**Texte source**
--------
Epaulé par l’incroyable performance du prestigieux London Symphony Orchestra (doté ici d'une section de cuivres particulièrement puissante, surtout dans le pupitre des cors), Basil Poledouris restitue toute la barbarie guerrière du film de Verhoeven avec un thème principal médiéval (associé à Martin), un autre thème plus héroïque et noble (pour le personnage de Stephen) et un 'Love Theme' qui rappelle par moment le lyrisme de 'Conan'. Pour beaucoup, le score médiéval et guerrier de 'Flesh & Blood' renvoie très clairement aux grandes partitions épiques du Golden Age hollywoodien et plus particulièrement aux partitions guerrières de Miklos Rosza qui adoptait souvent un style médiéval/épique similaire pour des grosses productions de ce genre ('Ben-Hur', ‘King of Kings’, ‘Quo Vadis’, etc.). L'ouverture développe donc le thème principal qui peut paraître quelque peu froid et décevant à la première écoute, mais qui crée ici l'atmosphère moyenâgeuse parfaite pour le film, sur un rythme ternaire entraînant avec les cordes et les cuivres (cors et trombones principalement) soutenu par des percussions typiques de ce genre de musique (principalement un tambourin et des timbales). On entre ensuite dans le vif du sujet avec le premier morceau d'action guerrier du score pour l'attaque de la ville au début du film, Poledouris continuant de développer le style épique et guerrier de sa musique avec un pupitre de cuivres toujours impressionnant et des cordes puissantes et des percussions accompagnant tout le reste de l'orchestre. 'Wagon Attack' est dans le même ordre d'idée, développant ici aussi le thème médiéval associé à la brute épaisse qu'est Martin, pourtant considéré au début du film comme le héros de l'histoire - on change d’ailleurs très vite d'avis à son sujet dans la suite de l'histoire puisque Martin devient réellement l'ennemi à abattre dans la dernière partie du film !). A ce sujet, Poledouris a parfaitement joué le jeu et a renforcé à son tour toute l'ambiguïté du film, ambiguïté parfaitement retranscrite dans le 'Martin & Agnes Love Theme' qui évoque cette relation troublante et étrange entre ces deux individus finalement aussi pervers l'un que l'autre. On finit d’ailleurs par se demander qui domine qui - cf. scène dans le bain !
--------
**Consigne**
Prolongez la critique de la musique de 'Flesh & Blood' ci-dessus en reprenant après sa dernière phrase.
--------
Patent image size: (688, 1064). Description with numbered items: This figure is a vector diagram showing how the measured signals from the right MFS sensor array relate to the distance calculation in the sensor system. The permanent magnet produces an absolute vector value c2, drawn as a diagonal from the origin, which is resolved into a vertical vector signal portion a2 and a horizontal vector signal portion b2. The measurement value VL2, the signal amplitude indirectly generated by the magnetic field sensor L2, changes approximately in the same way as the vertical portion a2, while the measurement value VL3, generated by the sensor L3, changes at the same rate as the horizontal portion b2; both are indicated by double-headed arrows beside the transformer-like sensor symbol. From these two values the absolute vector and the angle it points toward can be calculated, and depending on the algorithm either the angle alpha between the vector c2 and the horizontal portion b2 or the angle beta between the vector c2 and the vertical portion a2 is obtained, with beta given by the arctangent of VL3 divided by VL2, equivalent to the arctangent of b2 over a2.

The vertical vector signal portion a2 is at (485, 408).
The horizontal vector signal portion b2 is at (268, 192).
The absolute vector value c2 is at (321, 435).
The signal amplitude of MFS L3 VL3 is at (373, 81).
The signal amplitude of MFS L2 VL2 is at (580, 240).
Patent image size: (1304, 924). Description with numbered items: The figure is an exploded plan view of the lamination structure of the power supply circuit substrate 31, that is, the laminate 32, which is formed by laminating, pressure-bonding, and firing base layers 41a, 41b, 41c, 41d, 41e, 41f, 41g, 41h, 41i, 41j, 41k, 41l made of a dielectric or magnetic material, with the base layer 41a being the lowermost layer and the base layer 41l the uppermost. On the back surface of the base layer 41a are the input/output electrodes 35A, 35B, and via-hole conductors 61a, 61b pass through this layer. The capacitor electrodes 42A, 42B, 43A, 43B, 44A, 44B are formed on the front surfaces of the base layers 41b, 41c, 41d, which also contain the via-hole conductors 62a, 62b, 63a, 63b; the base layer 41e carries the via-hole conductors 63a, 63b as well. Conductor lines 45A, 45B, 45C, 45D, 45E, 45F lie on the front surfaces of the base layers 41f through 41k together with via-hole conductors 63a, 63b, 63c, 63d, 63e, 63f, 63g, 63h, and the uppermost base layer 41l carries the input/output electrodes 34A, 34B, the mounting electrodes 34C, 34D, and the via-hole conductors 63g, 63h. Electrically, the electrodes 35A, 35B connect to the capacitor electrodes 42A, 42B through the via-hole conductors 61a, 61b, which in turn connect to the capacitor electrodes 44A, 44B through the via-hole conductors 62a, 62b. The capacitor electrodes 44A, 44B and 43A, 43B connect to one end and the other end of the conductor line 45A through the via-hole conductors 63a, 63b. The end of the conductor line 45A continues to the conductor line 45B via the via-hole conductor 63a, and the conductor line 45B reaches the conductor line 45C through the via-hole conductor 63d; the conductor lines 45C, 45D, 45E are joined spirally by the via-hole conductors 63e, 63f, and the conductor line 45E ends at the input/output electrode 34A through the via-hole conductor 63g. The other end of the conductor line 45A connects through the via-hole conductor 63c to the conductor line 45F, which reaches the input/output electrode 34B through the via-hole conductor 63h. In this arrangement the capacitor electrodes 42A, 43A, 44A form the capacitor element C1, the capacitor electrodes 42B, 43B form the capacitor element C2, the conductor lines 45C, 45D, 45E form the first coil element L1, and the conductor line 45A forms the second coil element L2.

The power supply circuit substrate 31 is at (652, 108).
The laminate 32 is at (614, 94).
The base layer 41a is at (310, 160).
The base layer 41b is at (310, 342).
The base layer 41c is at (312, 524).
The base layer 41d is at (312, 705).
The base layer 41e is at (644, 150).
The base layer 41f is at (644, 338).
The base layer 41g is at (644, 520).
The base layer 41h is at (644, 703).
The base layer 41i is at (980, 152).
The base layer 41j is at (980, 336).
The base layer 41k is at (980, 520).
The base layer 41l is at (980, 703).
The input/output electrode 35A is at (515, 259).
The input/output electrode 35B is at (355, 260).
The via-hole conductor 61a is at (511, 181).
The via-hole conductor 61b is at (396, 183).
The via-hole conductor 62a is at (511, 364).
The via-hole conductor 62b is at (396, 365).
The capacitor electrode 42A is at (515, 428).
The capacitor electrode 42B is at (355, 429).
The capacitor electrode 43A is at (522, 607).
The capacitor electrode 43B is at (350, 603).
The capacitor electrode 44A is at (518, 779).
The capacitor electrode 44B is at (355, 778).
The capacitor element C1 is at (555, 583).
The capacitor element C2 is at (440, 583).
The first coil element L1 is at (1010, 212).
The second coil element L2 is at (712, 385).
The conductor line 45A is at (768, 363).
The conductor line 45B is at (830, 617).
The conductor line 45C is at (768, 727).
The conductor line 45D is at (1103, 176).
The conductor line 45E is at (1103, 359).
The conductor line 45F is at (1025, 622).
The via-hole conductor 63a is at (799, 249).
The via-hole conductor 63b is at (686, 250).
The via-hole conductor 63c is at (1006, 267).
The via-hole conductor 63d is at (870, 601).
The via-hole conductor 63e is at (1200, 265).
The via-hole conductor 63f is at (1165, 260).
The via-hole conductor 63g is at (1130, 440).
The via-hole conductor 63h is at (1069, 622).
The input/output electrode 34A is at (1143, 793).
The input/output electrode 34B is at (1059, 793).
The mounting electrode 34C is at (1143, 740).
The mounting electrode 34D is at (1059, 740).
--------
**Réponse**
La séquence plus romantique de l’idylle entre Stephen et Agnès (scène où cette dernière cueille le Mandrake et explique à son fiancé que s'ils mangent tous deux cette plante, ils seront amoureux l'un de l'autre pour la vie) permet de développer un passage nettement plus lyrique qui, comme signalé précédemment, nous renvoie au lyrisme des passages romantiques de 'Conan': cordes plus intimes et harmonies plus 19èmistes : toutes les formules musicales habituelles sont utilisées ici pour faire de ce passage une pièce plus tendre et plus 'humaine' dans la partition de ‘Flesh & Blood’. Et dans un registre similaire, on ne pourra qu’apprécier le magnifique 'Love Theme' typique du compositeur dans 'Martin & Agnes Love Theme', thème de cordes poignant dont la beauté apporte un certain décalage aux scènes entre Martin et Agnès (qui prétend aimer Martin alors que ce dernier l’a quand même violée et brutalisée !). Associer un ‘Love Theme’ aussi lyrique à deux personnages aussi ambigus, il fallait oser ! De toute évidence, le Love Theme d'Agnès et Martin est l'autre point majeur du score de Basil Poledouris, qui contribue lui aussi à apporter un peu d'émotion et de sentiment au sein d’un film bourrin au possible. Autre passage incontournable du score de ‘Flesh & Blood’, le superbe 'Castle Invasion' pour la scène de l'assaut de Stephen et Arnolfini contre le château où se sont réfugié Martin et ses sbires. Le morceau se développe progressivement autour d'un rythme ternaire (proche du 'Main Title') et de traits de cordes staccatos avant d'être très rapidement rejoint par les vents et le reste de l'orchestre pour illustrer le caractère épique et héroïque de cette attaque - même si le morceau peut paraître un peu trop sautillant et léger au début de la scène. A noter que Poledouris continue de développer les harmonies moyenâgeuses dans ces morceaux guerriers et épiques à l’ancienne. 'Castle Invasion' prend alors une tournure véritablement plus épique et héroïque (séquence où Stephen déploie sa machine pour passer au dessus des remparts du château), qui semblerait presque annoncer le style de ce que fera Basil Poledouris sur 'Starship Troopers' en 1997. 'Arnolfini Assault' illustre quand à lui l'assaut final d'Arnolfini et de ses hommes contre le château de Martin avec un excellent 'End Titles' en guise de conclusion du film.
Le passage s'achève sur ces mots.